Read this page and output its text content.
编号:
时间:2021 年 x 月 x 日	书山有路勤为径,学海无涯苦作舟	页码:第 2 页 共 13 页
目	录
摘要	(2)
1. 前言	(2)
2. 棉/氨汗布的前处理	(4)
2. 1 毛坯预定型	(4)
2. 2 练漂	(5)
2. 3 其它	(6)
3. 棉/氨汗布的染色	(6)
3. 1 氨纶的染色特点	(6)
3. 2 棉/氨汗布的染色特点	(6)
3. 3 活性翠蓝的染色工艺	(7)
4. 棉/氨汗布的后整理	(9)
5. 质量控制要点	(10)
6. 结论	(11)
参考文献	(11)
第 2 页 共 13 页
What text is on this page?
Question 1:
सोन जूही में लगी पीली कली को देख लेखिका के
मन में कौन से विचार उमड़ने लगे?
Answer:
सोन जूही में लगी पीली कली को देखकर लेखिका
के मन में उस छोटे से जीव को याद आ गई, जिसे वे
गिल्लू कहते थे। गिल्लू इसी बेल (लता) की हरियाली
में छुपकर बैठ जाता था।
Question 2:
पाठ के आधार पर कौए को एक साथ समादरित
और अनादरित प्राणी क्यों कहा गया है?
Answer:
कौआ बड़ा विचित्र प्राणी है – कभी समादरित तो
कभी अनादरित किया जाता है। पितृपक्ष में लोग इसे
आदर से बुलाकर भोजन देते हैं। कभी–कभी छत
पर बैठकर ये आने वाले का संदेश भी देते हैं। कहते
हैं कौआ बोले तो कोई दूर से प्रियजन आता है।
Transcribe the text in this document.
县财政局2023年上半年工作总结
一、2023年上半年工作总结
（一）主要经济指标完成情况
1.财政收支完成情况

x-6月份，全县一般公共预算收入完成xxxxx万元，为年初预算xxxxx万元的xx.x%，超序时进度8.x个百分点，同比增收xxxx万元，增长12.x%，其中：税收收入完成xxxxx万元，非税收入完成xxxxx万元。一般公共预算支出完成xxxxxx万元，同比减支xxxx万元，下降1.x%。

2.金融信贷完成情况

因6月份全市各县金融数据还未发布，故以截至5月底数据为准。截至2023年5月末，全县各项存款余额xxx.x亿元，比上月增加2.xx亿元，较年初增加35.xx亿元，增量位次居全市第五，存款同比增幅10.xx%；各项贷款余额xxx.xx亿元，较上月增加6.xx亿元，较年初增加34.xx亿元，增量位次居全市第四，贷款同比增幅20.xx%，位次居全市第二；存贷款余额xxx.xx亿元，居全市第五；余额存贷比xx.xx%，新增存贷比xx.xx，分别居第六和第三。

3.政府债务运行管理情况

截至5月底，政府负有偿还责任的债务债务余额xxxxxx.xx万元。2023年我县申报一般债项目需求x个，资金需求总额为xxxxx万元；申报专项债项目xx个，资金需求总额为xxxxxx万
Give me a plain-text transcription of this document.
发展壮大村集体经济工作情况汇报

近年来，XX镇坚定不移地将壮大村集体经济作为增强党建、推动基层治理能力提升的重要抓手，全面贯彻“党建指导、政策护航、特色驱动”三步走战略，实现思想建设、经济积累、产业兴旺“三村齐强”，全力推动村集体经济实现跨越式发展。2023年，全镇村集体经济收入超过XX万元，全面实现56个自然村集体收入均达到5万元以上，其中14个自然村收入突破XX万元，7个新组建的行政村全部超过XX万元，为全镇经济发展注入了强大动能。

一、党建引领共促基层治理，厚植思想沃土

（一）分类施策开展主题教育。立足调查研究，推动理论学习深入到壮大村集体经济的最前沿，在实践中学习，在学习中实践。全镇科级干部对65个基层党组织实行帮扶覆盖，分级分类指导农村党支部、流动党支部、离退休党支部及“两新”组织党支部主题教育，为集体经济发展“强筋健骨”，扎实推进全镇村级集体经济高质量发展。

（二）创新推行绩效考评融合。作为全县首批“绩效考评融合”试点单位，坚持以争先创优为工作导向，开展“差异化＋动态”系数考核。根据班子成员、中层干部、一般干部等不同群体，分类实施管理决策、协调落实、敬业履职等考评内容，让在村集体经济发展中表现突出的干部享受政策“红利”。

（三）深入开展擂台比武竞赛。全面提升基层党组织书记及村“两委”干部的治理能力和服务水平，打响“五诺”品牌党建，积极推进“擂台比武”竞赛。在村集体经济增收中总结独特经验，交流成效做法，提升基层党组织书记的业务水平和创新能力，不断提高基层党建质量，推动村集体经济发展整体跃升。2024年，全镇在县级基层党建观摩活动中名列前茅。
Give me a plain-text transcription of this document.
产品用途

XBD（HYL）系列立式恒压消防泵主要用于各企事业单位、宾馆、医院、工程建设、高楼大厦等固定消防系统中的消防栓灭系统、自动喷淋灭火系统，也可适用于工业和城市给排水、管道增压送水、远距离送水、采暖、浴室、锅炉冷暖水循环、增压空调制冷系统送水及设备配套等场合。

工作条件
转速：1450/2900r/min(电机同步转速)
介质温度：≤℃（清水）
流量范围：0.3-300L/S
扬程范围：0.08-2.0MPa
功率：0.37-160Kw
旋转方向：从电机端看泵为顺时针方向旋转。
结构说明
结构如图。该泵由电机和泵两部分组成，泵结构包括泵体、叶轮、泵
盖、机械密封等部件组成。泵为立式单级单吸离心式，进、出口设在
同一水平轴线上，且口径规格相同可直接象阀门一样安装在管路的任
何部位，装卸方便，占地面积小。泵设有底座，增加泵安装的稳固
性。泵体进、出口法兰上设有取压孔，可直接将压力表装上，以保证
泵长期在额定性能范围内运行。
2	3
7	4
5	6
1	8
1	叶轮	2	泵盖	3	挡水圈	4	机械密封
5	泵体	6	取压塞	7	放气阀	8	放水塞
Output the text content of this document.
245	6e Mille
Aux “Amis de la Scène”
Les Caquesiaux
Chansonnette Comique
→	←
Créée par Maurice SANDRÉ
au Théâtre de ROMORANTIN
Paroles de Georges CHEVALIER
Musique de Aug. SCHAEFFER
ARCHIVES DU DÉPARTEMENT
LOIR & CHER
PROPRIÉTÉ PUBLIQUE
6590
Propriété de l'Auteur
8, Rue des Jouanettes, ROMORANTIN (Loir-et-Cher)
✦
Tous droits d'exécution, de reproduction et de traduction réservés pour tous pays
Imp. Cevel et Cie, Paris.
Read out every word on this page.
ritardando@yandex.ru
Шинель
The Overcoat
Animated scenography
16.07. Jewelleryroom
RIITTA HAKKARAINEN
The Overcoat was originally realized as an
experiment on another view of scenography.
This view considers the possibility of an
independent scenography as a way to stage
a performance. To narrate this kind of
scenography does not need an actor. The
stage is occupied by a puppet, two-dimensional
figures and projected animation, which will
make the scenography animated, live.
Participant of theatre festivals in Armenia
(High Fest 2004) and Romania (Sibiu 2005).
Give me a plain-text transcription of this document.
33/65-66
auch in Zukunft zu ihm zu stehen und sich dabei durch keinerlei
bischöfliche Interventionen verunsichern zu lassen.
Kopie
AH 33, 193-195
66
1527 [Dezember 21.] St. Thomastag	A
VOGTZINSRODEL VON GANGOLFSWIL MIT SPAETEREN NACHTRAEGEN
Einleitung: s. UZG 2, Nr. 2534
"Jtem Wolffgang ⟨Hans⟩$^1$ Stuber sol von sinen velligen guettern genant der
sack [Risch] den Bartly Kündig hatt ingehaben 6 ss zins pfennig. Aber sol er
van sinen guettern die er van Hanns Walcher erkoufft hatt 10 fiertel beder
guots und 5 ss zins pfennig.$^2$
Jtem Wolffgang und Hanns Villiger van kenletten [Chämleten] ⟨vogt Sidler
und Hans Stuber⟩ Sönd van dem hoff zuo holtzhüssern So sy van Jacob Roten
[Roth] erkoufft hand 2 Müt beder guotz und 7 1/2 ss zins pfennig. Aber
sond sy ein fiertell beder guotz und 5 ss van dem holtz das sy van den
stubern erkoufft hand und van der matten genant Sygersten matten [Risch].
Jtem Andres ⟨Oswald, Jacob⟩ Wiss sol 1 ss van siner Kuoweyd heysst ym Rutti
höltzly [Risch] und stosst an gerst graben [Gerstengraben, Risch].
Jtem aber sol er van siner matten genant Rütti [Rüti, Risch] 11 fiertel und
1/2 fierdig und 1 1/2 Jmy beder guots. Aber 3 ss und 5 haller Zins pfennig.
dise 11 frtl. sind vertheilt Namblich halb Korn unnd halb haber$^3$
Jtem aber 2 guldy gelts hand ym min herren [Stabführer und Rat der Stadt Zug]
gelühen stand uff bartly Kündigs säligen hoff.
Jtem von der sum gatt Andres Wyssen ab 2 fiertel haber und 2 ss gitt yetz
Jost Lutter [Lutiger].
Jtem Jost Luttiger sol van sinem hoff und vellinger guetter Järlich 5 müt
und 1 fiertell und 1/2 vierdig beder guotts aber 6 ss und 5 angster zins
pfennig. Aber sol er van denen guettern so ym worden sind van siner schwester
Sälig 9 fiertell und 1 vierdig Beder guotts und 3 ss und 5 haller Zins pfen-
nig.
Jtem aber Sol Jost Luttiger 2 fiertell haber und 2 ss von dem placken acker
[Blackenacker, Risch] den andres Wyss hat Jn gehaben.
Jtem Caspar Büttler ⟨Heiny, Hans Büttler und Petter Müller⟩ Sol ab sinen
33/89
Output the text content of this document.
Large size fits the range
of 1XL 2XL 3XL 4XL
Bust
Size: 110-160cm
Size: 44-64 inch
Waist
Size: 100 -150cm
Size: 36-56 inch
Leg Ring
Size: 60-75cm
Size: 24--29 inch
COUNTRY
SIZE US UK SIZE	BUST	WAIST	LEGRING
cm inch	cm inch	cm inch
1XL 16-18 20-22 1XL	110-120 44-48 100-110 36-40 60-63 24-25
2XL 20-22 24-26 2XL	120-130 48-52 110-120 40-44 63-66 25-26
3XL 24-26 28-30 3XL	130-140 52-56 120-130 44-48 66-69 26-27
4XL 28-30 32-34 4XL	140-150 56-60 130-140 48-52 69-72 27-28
______
**WHAT IS BEING ASKED**
Search the entries for the word "page", then gather every line that has it.

**CORRECT ANSWER**
Read this page and output its text content.
What text is on this page?
Read out every word on this page.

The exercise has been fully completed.